— BEGIN Available data —
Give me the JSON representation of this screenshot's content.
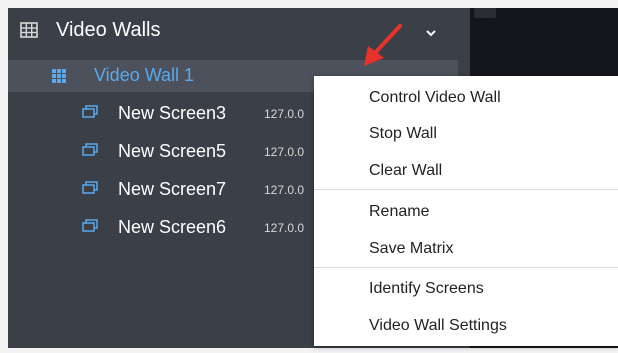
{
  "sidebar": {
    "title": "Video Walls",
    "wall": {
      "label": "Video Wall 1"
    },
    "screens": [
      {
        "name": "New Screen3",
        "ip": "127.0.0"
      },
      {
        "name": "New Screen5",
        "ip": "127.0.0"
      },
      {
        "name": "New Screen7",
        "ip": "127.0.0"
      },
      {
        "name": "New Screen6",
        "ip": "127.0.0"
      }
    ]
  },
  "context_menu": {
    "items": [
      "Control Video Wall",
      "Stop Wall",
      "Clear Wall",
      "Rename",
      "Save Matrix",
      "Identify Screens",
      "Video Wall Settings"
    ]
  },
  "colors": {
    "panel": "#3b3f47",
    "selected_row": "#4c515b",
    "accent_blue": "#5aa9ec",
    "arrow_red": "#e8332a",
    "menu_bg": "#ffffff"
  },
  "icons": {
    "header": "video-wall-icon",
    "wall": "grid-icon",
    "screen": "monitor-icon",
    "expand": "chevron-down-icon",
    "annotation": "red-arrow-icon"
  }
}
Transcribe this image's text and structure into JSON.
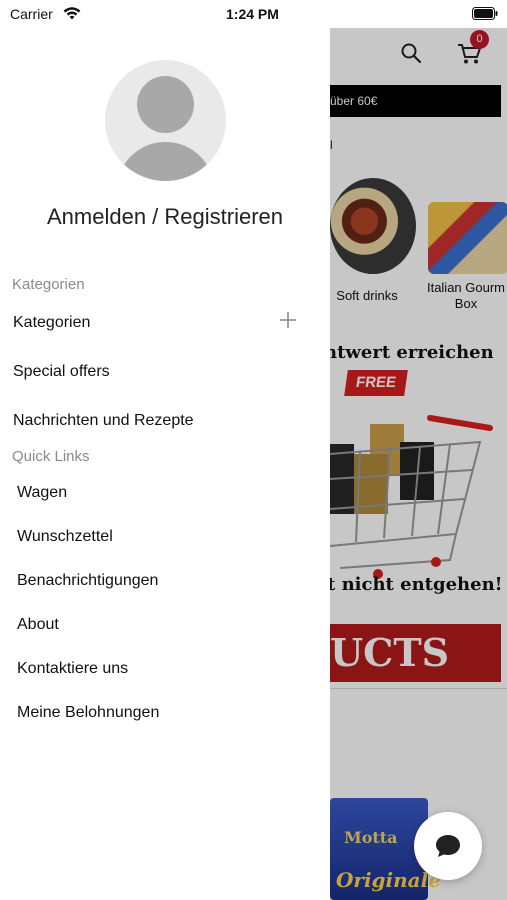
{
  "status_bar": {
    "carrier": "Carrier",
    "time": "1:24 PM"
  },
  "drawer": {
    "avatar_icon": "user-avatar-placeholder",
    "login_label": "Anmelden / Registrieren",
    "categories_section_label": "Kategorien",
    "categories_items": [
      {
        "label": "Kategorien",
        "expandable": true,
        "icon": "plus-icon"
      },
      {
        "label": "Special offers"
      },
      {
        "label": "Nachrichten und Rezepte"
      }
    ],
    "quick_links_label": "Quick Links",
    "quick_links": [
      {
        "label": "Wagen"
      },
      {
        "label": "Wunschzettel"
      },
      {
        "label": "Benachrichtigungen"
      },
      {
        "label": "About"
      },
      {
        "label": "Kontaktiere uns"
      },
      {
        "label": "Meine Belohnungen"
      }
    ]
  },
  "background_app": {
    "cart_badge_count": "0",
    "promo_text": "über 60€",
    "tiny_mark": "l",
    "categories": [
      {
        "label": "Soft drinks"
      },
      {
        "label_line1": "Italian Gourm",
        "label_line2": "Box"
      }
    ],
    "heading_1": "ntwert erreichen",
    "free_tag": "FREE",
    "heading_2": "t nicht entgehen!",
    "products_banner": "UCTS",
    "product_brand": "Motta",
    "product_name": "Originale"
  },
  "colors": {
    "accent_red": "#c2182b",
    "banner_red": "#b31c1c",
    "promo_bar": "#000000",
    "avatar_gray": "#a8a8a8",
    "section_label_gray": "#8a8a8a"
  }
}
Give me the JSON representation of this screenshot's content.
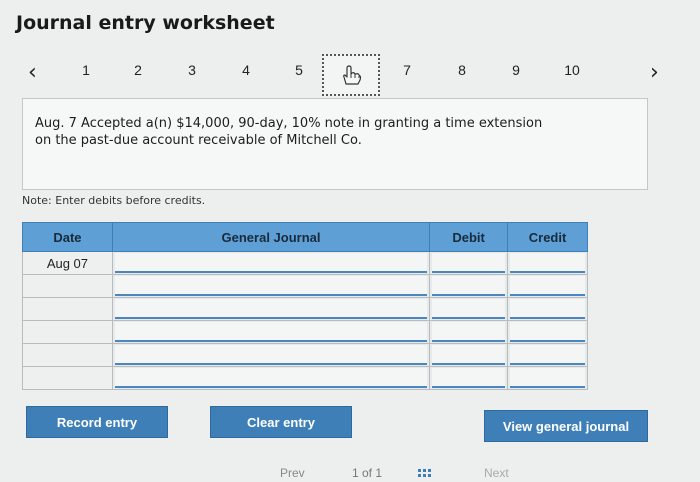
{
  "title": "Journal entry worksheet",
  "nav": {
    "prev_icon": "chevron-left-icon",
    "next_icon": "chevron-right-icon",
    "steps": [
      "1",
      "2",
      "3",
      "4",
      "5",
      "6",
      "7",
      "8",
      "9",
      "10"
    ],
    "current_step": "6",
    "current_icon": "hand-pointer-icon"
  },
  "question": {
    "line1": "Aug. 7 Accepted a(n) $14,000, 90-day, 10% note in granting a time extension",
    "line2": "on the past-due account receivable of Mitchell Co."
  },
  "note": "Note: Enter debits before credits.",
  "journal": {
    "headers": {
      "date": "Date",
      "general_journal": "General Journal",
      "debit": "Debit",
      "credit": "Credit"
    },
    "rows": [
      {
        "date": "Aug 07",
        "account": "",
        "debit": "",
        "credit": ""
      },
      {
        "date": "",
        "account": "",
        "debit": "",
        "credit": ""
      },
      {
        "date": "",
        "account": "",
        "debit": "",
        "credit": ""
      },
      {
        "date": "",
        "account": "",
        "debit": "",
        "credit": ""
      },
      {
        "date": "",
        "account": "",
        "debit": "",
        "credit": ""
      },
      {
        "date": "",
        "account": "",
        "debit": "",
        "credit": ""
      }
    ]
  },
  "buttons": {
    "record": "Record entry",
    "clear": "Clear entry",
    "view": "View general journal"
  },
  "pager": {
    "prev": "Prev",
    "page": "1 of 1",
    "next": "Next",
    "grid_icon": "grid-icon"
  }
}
— END Available data —
**Set task**. Each record above must be returned exactly as written, with its pictures omitted.

**Solution for this problem**.
Give me the JSON representation of this screenshot's content.
{
  "sidebar": {
    "title": "Video Walls",
    "wall": {
      "label": "Video Wall 1"
    },
    "screens": [
      {
        "name": "New Screen3",
        "ip": "127.0.0"
      },
      {
        "name": "New Screen5",
        "ip": "127.0.0"
      },
      {
        "name": "New Screen7",
        "ip": "127.0.0"
      },
      {
        "name": "New Screen6",
        "ip": "127.0.0"
      }
    ]
  },
  "context_menu": {
    "items": [
      "Control Video Wall",
      "Stop Wall",
      "Clear Wall",
      "Rename",
      "Save Matrix",
      "Identify Screens",
      "Video Wall Settings"
    ]
  },
  "colors": {
    "panel": "#3b3f47",
    "selected_row": "#4c515b",
    "accent_blue": "#5aa9ec",
    "arrow_red": "#e8332a",
    "menu_bg": "#ffffff"
  },
  "icons": {
    "header": "video-wall-icon",
    "wall": "grid-icon",
    "screen": "monitor-icon",
    "expand": "chevron-down-icon",
    "annotation": "red-arrow-icon"
  }
}
Transcribe this image's text and structure into JSON.
{
  "status_bar": {
    "carrier": "Carrier",
    "time": "1:24 PM"
  },
  "drawer": {
    "avatar_icon": "user-avatar-placeholder",
    "login_label": "Anmelden / Registrieren",
    "categories_section_label": "Kategorien",
    "categories_items": [
      {
        "label": "Kategorien",
        "expandable": true,
        "icon": "plus-icon"
      },
      {
        "label": "Special offers"
      },
      {
        "label": "Nachrichten und Rezepte"
      }
    ],
    "quick_links_label": "Quick Links",
    "quick_links": [
      {
        "label": "Wagen"
      },
      {
        "label": "Wunschzettel"
      },
      {
        "label": "Benachrichtigungen"
      },
      {
        "label": "About"
      },
      {
        "label": "Kontaktiere uns"
      },
      {
        "label": "Meine Belohnungen"
      }
    ]
  },
  "background_app": {
    "cart_badge_count": "0",
    "promo_text": "über 60€",
    "tiny_mark": "l",
    "categories": [
      {
        "label": "Soft drinks"
      },
      {
        "label_line1": "Italian Gourm",
        "label_line2": "Box"
      }
    ],
    "heading_1": "ntwert erreichen",
    "free_tag": "FREE",
    "heading_2": "t nicht entgehen!",
    "products_banner": "UCTS",
    "product_brand": "Motta",
    "product_name": "Originale"
  },
  "colors": {
    "accent_red": "#c2182b",
    "banner_red": "#b31c1c",
    "promo_bar": "#000000",
    "avatar_gray": "#a8a8a8",
    "section_label_gray": "#8a8a8a"
  }
}
Give me the JSON representation of this screenshot's content.
{
  "title": "Journal entry worksheet",
  "nav": {
    "prev_icon": "chevron-left-icon",
    "next_icon": "chevron-right-icon",
    "steps": [
      "1",
      "2",
      "3",
      "4",
      "5",
      "6",
      "7",
      "8",
      "9",
      "10"
    ],
    "current_step": "6",
    "current_icon": "hand-pointer-icon"
  },
  "question": {
    "line1": "Aug. 7 Accepted a(n) $14,000, 90-day, 10% note in granting a time extension",
    "line2": "on the past-due account receivable of Mitchell Co."
  },
  "note": "Note: Enter debits before credits.",
  "journal": {
    "headers": {
      "date": "Date",
      "general_journal": "General Journal",
      "debit": "Debit",
      "credit": "Credit"
    },
    "rows": [
      {
        "date": "Aug 07",
        "account": "",
        "debit": "",
        "credit": ""
      },
      {
        "date": "",
        "account": "",
        "debit": "",
        "credit": ""
      },
      {
        "date": "",
        "account": "",
        "debit": "",
        "credit": ""
      },
      {
        "date": "",
        "account": "",
        "debit": "",
        "credit": ""
      },
      {
        "date": "",
        "account": "",
        "debit": "",
        "credit": ""
      },
      {
        "date": "",
        "account": "",
        "debit": "",
        "credit": ""
      }
    ]
  },
  "buttons": {
    "record": "Record entry",
    "clear": "Clear entry",
    "view": "View general journal"
  },
  "pager": {
    "prev": "Prev",
    "page": "1 of 1",
    "next": "Next",
    "grid_icon": "grid-icon"
  }
}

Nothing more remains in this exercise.